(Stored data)
--------

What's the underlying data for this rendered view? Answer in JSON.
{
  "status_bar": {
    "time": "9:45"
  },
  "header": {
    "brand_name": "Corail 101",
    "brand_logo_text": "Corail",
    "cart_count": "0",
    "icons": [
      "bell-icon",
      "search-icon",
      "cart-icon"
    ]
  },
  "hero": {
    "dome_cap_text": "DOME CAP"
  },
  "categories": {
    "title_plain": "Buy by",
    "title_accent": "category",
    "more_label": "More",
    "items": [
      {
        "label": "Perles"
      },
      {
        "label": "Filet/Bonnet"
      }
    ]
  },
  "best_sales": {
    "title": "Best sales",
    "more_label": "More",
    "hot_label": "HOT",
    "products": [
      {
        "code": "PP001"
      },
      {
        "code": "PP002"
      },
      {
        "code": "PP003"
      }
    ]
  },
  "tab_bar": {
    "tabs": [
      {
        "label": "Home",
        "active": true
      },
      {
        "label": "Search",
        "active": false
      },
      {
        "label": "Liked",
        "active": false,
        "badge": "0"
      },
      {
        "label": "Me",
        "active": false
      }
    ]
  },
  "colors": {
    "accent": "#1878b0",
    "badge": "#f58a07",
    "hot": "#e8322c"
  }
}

--------

▶ **REQUIREMENTS**
In the entries above, identify every line with the word "active". Copy those lines.

▶ **WRITTEN RESPONSE**
        "active": true
        "active": false
        "active": false,
        "active": false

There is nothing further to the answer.